Your objective — Extract all of the data and reproduce it precisely.

Given information —
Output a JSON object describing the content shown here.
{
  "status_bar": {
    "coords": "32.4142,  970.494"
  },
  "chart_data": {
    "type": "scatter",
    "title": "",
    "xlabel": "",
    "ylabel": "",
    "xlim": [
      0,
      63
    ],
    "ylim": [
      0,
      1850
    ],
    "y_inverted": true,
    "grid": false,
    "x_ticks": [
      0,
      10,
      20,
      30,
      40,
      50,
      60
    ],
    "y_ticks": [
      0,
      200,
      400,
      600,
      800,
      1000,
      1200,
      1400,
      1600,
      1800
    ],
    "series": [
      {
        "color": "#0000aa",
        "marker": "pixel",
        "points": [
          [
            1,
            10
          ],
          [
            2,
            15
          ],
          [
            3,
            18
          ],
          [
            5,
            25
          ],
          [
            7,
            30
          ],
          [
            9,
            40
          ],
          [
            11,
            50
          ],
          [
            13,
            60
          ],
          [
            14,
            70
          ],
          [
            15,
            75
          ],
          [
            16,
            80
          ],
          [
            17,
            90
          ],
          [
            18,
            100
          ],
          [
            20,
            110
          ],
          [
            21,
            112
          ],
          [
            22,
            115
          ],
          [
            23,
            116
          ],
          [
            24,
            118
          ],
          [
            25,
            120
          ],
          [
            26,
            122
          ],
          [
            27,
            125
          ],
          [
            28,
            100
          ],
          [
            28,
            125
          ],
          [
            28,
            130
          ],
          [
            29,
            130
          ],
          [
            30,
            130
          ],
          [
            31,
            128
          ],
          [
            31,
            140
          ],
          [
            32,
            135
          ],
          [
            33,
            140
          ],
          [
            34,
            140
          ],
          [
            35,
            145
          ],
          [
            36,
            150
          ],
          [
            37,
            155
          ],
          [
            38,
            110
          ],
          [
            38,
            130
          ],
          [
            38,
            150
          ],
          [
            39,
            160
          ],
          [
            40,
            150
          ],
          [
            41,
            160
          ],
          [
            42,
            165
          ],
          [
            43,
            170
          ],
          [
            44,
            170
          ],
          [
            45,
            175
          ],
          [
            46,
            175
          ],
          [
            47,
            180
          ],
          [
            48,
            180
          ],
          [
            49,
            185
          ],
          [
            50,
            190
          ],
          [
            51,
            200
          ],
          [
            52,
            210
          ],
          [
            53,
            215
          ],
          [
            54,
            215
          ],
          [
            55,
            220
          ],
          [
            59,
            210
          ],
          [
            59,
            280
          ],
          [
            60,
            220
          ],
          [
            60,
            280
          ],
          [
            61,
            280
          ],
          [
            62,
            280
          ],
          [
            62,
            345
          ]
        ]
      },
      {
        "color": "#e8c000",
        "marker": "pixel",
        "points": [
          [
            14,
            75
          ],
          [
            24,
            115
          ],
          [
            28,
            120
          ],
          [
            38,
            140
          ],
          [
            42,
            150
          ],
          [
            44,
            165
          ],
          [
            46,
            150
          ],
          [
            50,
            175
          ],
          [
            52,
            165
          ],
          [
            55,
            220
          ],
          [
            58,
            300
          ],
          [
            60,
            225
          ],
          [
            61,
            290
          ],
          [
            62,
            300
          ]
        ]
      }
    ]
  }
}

Complete output —
Output a JSON object describing the content shown here.
{
  "status_bar": {
    "coords": "32.4142,  970.494"
  },
  "chart_data": {
    "type": "scatter",
    "title": "",
    "xlabel": "",
    "ylabel": "",
    "xlim": [
      0,
      63
    ],
    "ylim": [
      0,
      1850
    ],
    "y_inverted": true,
    "grid": false,
    "x_ticks": [
      0,
      10,
      20,
      30,
      40,
      50,
      60
    ],
    "y_ticks": [
      0,
      200,
      400,
      600,
      800,
      1000,
      1200,
      1400,
      1600,
      1800
    ],
    "series": [
      {
        "color": "#0000aa",
        "marker": "pixel",
        "points": [
          [
            1,
            10
          ],
          [
            2,
            15
          ],
          [
            3,
            18
          ],
          [
            5,
            25
          ],
          [
            7,
            30
          ],
          [
            9,
            40
          ],
          [
            11,
            50
          ],
          [
            13,
            60
          ],
          [
            14,
            70
          ],
          [
            15,
            75
          ],
          [
            16,
            80
          ],
          [
            17,
            90
          ],
          [
            18,
            100
          ],
          [
            20,
            110
          ],
          [
            21,
            112
          ],
          [
            22,
            115
          ],
          [
            23,
            116
          ],
          [
            24,
            118
          ],
          [
            25,
            120
          ],
          [
            26,
            122
          ],
          [
            27,
            125
          ],
          [
            28,
            100
          ],
          [
            28,
            125
          ],
          [
            28,
            130
          ],
          [
            29,
            130
          ],
          [
            30,
            130
          ],
          [
            31,
            128
          ],
          [
            31,
            140
          ],
          [
            32,
            135
          ],
          [
            33,
            140
          ],
          [
            34,
            140
          ],
          [
            35,
            145
          ],
          [
            36,
            150
          ],
          [
            37,
            155
          ],
          [
            38,
            110
          ],
          [
            38,
            130
          ],
          [
            38,
            150
          ],
          [
            39,
            160
          ],
          [
            40,
            150
          ],
          [
            41,
            160
          ],
          [
            42,
            165
          ],
          [
            43,
            170
          ],
          [
            44,
            170
          ],
          [
            45,
            175
          ],
          [
            46,
            175
          ],
          [
            47,
            180
          ],
          [
            48,
            180
          ],
          [
            49,
            185
          ],
          [
            50,
            190
          ],
          [
            51,
            200
          ],
          [
            52,
            210
          ],
          [
            53,
            215
          ],
          [
            54,
            215
          ],
          [
            55,
            220
          ],
          [
            59,
            210
          ],
          [
            59,
            280
          ],
          [
            60,
            220
          ],
          [
            60,
            280
          ],
          [
            61,
            280
          ],
          [
            62,
            280
          ],
          [
            62,
            345
          ]
        ]
      },
      {
        "color": "#e8c000",
        "marker": "pixel",
        "points": [
          [
            14,
            75
          ],
          [
            24,
            115
          ],
          [
            28,
            120
          ],
          [
            38,
            140
          ],
          [
            42,
            150
          ],
          [
            44,
            165
          ],
          [
            46,
            150
          ],
          [
            50,
            175
          ],
          [
            52,
            165
          ],
          [
            55,
            220
          ],
          [
            58,
            300
          ],
          [
            60,
            225
          ],
          [
            61,
            290
          ],
          [
            62,
            300
          ]
        ]
      }
    ]
  }
}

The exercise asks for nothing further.